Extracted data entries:
* START *
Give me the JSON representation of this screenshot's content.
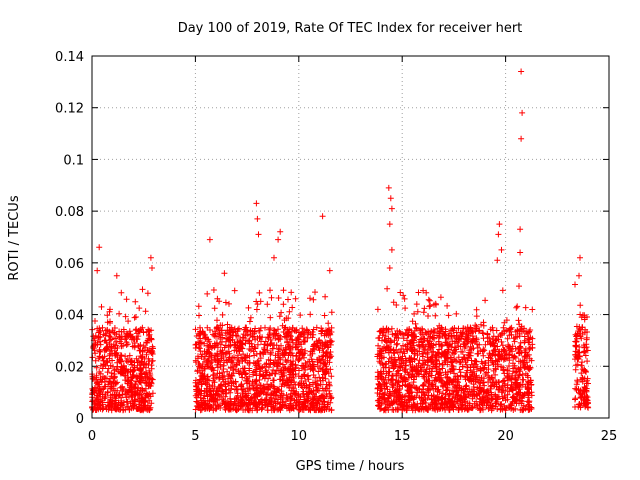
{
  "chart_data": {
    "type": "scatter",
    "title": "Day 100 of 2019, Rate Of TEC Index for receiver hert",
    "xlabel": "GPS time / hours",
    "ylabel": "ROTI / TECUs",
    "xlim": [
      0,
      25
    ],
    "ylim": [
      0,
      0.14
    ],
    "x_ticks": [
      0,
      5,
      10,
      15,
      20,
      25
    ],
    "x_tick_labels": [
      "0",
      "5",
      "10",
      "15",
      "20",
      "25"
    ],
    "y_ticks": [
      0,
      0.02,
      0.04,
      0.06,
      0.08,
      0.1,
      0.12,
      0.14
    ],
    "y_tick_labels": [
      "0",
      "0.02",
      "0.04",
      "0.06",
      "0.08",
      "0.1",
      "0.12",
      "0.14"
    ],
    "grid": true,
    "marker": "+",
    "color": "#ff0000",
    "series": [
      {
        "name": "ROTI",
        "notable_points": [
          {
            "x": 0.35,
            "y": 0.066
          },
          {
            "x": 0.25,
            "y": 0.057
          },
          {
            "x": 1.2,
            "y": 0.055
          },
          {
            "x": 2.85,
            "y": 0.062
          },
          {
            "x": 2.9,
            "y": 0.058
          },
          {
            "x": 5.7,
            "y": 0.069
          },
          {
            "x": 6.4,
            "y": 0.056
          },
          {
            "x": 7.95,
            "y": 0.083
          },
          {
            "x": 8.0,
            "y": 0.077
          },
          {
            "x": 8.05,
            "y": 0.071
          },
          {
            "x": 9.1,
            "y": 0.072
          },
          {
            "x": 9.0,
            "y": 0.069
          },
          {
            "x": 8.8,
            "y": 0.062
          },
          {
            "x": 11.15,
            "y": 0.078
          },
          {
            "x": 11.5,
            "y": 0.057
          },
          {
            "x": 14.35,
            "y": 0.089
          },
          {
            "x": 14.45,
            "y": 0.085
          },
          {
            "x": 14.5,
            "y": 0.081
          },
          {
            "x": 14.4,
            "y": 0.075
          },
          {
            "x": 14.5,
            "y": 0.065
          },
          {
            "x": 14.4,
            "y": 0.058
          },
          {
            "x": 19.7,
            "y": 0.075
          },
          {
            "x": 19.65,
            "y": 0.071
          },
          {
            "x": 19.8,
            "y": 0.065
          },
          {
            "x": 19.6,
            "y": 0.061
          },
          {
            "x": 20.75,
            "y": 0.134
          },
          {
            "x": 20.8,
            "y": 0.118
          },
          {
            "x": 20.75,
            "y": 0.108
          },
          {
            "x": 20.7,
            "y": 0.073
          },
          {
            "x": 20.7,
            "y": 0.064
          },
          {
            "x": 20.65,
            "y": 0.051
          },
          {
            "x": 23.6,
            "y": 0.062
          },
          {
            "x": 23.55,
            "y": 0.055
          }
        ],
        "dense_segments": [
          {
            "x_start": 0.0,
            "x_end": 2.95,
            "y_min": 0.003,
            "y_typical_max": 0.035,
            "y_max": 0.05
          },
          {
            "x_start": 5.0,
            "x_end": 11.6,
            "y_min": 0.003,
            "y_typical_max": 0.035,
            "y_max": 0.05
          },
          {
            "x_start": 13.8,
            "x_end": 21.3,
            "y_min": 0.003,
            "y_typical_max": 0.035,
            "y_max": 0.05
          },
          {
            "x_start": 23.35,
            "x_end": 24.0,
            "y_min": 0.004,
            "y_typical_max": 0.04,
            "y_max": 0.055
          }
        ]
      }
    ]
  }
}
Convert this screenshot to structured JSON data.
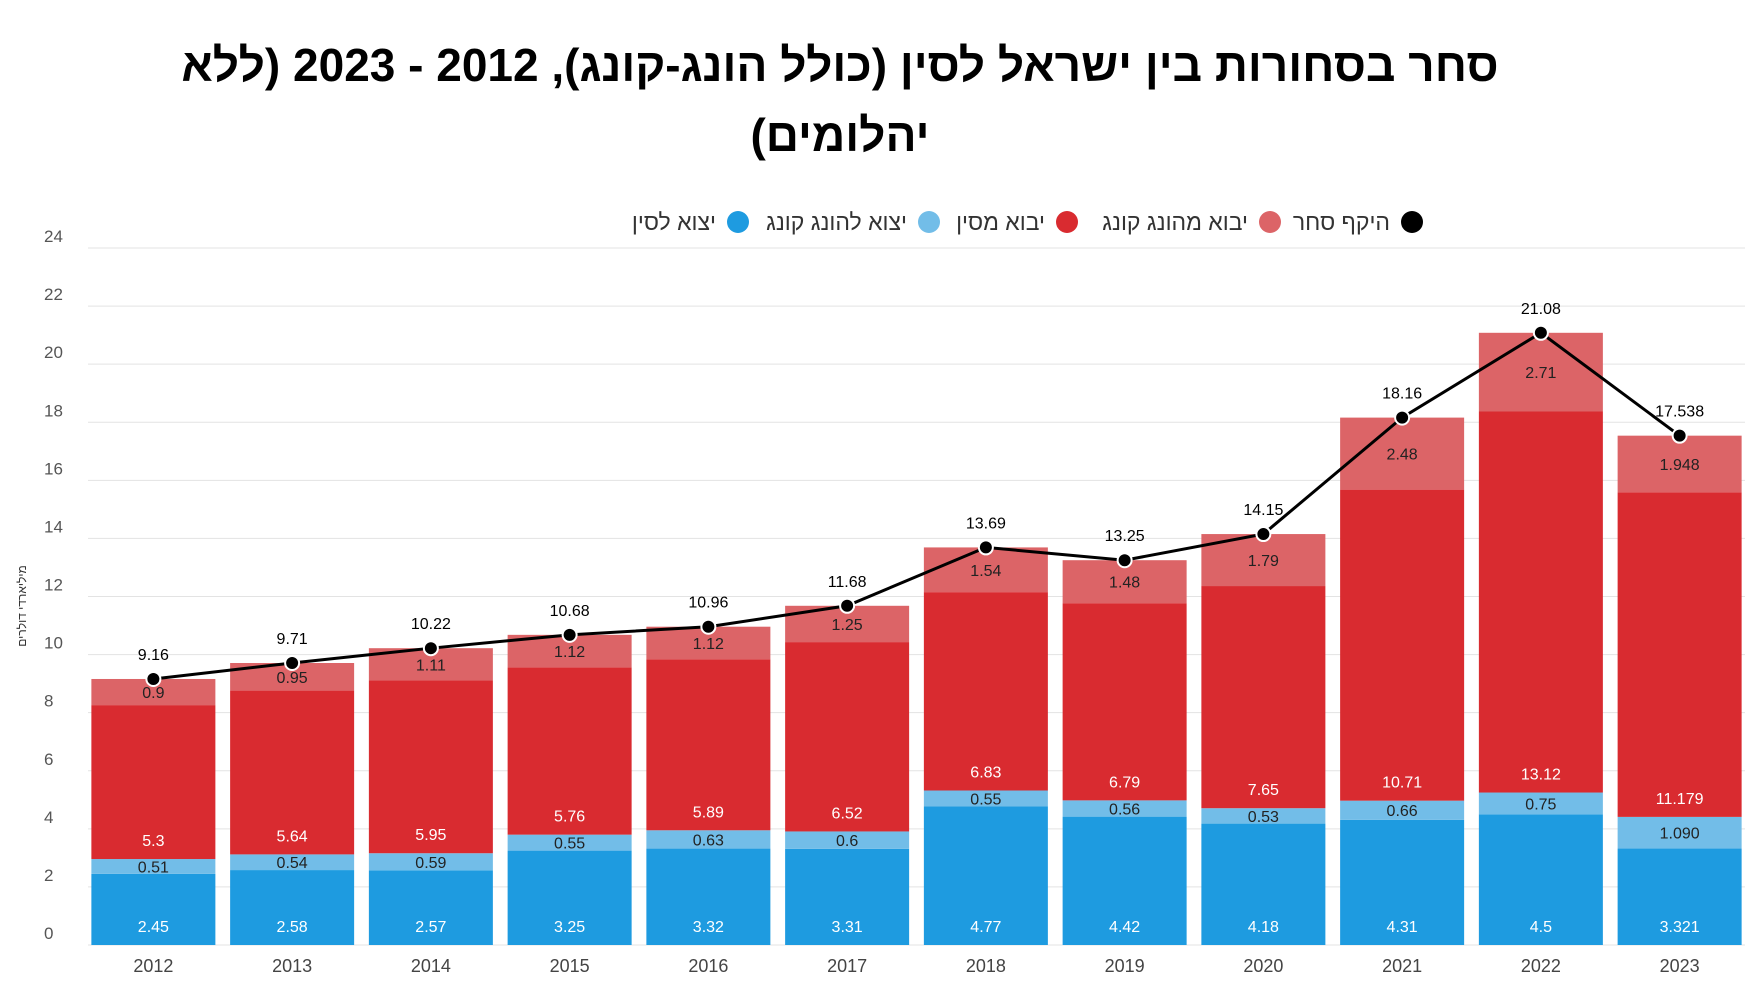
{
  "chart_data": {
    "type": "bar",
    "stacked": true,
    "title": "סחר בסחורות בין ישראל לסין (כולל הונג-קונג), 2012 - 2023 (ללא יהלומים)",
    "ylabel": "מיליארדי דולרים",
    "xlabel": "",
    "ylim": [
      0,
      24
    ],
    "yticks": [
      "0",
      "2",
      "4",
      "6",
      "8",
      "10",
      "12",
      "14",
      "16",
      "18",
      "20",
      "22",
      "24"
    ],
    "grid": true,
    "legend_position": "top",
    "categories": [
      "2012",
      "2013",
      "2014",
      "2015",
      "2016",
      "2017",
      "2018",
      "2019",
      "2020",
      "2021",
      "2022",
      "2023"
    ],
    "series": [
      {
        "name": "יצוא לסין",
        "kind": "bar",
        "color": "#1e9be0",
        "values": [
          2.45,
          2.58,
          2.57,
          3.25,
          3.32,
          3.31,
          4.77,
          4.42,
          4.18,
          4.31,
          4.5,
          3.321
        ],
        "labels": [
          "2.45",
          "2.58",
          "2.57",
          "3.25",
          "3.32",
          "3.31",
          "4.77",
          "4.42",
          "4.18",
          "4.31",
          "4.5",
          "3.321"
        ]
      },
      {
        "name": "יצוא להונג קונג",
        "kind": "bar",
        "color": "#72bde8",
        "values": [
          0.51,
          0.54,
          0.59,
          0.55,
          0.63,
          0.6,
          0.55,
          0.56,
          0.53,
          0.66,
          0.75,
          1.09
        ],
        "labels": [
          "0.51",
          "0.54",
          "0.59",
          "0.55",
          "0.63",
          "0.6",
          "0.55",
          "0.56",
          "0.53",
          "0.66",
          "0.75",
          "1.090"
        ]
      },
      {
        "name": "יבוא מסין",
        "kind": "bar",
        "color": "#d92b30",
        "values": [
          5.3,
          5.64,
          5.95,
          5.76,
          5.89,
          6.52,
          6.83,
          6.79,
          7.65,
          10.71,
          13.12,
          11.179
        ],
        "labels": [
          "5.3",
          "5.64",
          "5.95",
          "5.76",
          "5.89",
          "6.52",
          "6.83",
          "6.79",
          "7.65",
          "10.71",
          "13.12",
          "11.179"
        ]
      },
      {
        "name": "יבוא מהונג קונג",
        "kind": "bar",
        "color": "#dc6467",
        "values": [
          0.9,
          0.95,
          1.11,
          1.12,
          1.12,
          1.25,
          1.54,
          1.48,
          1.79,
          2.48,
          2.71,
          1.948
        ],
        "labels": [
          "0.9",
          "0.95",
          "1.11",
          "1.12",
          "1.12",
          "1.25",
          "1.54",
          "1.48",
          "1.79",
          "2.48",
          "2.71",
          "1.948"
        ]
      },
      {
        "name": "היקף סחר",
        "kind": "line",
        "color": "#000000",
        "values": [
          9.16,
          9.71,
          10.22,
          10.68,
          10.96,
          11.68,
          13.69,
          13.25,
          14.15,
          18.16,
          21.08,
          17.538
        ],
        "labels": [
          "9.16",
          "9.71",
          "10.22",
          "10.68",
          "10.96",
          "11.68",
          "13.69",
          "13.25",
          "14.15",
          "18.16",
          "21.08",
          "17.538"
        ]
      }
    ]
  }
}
* END *
YOUR TASK:
Work through the data and report how many of its lines hold the word "title", giving only the figure.

THE RESPONSE:
2